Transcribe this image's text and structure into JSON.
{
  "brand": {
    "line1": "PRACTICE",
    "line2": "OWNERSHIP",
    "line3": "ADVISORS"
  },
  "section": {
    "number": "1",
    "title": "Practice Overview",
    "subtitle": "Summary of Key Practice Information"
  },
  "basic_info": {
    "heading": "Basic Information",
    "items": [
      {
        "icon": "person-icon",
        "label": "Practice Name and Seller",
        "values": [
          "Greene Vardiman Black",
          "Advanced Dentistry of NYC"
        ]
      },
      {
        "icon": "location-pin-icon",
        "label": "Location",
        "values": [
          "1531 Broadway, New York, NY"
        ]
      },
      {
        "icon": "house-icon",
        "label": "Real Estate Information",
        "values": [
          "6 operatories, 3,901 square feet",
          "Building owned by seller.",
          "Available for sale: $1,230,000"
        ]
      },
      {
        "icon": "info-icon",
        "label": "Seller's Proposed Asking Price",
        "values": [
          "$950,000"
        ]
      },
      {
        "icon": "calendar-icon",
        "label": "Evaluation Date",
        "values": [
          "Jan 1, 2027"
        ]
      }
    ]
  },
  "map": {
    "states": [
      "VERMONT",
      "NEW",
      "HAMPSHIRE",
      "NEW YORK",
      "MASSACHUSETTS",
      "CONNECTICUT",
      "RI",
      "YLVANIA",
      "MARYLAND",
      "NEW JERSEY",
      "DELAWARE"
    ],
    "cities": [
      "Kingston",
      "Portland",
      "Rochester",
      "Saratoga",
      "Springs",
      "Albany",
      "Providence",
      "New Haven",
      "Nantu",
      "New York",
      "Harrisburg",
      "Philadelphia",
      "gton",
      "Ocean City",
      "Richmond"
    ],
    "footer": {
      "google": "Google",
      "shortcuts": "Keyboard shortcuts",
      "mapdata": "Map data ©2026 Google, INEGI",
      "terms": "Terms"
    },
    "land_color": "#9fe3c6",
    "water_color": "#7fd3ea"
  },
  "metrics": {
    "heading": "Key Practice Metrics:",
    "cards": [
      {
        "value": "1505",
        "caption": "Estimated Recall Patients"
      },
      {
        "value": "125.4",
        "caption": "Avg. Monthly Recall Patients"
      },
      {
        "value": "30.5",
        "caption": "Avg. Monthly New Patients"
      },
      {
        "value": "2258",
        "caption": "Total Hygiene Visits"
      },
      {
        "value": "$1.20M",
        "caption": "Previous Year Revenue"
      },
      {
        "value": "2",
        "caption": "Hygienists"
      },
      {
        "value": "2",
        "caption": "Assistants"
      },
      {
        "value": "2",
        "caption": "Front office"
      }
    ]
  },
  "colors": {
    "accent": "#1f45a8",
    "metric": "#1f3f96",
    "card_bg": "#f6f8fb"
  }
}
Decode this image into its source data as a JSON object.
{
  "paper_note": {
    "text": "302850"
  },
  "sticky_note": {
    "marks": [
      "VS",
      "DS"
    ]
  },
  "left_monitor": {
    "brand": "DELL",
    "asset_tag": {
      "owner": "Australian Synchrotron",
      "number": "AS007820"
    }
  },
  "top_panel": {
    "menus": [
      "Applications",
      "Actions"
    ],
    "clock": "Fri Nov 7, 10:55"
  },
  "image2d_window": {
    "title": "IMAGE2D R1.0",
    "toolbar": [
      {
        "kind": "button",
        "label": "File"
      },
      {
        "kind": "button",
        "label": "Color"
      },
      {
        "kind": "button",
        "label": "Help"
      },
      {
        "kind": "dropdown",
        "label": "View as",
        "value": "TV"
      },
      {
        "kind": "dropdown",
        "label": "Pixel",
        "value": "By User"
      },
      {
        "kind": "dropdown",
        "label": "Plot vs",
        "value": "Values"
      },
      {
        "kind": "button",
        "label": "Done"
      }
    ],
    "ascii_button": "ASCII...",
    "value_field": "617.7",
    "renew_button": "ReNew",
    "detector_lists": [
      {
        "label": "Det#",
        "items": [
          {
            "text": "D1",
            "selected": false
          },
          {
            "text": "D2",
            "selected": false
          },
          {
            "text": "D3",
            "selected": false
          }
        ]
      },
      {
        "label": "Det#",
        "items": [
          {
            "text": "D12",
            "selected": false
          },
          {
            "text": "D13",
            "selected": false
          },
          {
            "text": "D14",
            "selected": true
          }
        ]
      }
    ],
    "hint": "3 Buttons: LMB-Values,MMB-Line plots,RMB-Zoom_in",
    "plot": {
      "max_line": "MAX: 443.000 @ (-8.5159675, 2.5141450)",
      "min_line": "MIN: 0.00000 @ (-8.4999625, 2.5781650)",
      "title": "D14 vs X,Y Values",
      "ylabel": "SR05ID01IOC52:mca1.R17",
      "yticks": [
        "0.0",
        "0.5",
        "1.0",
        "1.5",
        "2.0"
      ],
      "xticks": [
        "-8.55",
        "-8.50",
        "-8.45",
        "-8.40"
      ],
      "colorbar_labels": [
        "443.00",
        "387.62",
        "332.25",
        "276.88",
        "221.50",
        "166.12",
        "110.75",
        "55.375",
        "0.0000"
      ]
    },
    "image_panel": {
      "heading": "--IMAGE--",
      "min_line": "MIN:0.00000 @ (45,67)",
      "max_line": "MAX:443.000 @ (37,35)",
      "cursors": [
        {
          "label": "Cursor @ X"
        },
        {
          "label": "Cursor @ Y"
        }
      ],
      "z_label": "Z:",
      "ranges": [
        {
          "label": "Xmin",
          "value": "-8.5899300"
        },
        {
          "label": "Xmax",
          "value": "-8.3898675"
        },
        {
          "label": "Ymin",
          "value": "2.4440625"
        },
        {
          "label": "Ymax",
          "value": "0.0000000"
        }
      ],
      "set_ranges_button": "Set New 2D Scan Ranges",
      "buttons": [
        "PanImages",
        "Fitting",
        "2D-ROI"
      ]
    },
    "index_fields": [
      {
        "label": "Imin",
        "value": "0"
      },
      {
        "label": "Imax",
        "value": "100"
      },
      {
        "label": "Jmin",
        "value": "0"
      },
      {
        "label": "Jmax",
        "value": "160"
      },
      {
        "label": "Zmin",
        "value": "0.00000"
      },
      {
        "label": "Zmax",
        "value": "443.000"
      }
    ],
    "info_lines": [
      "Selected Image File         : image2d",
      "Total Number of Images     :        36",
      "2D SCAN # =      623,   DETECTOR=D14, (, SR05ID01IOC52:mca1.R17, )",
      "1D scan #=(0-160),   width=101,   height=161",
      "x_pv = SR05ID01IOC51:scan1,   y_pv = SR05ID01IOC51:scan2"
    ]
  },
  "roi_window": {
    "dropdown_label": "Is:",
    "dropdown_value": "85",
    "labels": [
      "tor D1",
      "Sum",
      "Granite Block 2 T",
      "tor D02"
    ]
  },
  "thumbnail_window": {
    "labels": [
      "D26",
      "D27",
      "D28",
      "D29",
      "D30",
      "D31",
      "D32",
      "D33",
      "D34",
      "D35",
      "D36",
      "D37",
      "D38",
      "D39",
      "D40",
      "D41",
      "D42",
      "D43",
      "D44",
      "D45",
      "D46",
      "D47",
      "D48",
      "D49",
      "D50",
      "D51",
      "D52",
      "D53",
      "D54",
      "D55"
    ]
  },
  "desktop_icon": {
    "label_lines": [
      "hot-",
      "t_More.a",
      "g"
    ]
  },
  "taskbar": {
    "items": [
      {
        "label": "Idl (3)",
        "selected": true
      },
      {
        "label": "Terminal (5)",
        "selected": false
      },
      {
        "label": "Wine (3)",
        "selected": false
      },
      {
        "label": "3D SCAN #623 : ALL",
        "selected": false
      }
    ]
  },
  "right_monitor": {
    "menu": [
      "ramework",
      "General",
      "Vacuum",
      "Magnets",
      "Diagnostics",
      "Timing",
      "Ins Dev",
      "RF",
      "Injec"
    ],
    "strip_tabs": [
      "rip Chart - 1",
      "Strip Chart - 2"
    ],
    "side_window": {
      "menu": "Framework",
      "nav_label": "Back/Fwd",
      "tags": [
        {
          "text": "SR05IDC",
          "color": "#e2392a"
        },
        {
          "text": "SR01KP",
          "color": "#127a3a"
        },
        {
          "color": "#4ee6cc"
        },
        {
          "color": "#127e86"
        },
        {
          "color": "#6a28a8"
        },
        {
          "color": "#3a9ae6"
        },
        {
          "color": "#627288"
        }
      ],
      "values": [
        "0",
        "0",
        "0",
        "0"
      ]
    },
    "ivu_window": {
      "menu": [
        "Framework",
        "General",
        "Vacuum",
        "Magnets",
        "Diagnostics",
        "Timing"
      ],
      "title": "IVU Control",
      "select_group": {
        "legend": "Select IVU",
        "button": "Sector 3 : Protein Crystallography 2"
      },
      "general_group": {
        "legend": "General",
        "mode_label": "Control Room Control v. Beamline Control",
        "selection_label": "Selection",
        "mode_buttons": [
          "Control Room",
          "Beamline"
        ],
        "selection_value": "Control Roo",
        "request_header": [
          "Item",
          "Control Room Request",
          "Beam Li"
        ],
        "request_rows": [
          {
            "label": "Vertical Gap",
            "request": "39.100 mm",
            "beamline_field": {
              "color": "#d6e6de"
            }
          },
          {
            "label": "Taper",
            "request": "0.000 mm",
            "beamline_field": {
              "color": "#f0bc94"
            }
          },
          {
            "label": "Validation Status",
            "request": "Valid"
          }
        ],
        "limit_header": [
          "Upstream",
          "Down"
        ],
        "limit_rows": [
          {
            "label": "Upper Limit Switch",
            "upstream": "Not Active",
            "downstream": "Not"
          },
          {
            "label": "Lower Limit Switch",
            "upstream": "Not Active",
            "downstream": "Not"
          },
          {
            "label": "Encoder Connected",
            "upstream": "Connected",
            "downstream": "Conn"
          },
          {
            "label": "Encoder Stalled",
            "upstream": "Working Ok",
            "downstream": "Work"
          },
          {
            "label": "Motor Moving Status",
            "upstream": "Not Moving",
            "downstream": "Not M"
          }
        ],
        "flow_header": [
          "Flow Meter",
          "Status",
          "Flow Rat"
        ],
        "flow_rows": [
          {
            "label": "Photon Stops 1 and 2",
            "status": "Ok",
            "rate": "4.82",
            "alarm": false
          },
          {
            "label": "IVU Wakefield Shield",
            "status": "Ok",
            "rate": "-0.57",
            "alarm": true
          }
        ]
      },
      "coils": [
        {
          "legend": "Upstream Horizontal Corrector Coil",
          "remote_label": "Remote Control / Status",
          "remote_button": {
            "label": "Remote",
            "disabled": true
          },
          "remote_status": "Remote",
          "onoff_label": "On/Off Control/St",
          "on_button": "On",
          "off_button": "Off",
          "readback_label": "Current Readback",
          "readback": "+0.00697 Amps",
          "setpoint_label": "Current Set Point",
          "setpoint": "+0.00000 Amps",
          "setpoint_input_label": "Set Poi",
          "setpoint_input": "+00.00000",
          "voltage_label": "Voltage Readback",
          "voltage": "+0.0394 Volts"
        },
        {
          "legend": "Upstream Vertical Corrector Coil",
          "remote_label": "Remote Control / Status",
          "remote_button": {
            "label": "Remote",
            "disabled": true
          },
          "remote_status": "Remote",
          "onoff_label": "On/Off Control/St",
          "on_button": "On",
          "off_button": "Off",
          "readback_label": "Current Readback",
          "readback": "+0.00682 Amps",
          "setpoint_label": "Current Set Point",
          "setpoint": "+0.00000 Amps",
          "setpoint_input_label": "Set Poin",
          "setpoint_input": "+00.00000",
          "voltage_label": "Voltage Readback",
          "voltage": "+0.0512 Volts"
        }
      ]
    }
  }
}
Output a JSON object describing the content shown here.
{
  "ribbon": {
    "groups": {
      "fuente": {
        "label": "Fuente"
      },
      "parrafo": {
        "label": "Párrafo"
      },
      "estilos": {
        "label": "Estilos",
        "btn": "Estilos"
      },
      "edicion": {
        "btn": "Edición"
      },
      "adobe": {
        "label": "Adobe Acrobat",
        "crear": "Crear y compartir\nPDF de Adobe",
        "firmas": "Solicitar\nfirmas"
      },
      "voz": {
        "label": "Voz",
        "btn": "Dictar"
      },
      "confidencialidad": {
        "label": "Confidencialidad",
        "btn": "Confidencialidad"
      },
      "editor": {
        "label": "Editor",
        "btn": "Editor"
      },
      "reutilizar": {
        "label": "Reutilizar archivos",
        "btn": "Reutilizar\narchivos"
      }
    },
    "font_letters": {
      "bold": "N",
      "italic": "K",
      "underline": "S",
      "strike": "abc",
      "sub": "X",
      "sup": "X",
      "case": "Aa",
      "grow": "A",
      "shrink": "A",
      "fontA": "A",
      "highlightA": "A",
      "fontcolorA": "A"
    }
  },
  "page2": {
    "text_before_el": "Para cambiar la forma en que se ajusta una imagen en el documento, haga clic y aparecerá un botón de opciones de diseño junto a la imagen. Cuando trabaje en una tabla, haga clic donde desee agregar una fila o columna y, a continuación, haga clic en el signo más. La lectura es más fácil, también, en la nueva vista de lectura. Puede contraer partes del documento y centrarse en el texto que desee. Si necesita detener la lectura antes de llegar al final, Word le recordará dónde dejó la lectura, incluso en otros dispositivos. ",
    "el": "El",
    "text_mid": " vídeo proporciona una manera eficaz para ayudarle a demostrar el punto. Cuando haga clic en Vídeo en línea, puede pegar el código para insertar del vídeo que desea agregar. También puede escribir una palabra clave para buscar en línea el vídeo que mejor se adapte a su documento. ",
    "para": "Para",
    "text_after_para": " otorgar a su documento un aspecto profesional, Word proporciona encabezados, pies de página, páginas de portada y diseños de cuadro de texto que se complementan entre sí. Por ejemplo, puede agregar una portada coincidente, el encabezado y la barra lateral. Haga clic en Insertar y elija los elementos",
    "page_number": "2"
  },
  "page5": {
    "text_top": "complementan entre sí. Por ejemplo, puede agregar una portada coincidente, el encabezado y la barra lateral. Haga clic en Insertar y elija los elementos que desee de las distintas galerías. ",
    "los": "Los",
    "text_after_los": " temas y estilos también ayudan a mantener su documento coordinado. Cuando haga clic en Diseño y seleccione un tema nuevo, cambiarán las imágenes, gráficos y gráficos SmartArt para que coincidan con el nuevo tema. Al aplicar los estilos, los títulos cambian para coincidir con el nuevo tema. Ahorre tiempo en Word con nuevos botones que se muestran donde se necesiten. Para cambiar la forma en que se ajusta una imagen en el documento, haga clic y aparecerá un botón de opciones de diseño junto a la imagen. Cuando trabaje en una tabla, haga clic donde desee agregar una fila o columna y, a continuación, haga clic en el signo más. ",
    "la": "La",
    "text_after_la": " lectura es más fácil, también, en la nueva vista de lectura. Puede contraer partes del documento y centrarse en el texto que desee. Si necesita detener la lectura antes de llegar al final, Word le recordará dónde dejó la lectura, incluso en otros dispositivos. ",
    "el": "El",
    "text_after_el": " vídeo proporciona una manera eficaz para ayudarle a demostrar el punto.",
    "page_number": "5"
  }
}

================

> [THE TASK] Reply with every line of the listing that has the string "lectura".

> [REPLY TO THE TASK]
    "text_before_el": "Para cambiar la forma en que se ajusta una imagen en el documento, haga clic y aparecerá un botón de opciones de diseño junto a la imagen. Cuando trabaje en una tabla, haga clic donde desee agregar una fila o columna y, a continuación, haga clic en el signo más. La lectura es más fácil, también, en la nueva vista de lectura. Puede contraer partes del documento y centrarse en el texto que desee. Si necesita detener la lectura antes de llegar al final, Word le recordará dónde dejó la lectura, incluso en otros dispositivos. ",
    "text_after_la": " lectura es más fácil, también, en la nueva vista de lectura. Puede contraer partes del documento y centrarse en el texto que desee. Si necesita detener la lectura antes de llegar al final, Word le recordará dónde dejó la lectura, incluso en otros dispositivos. ",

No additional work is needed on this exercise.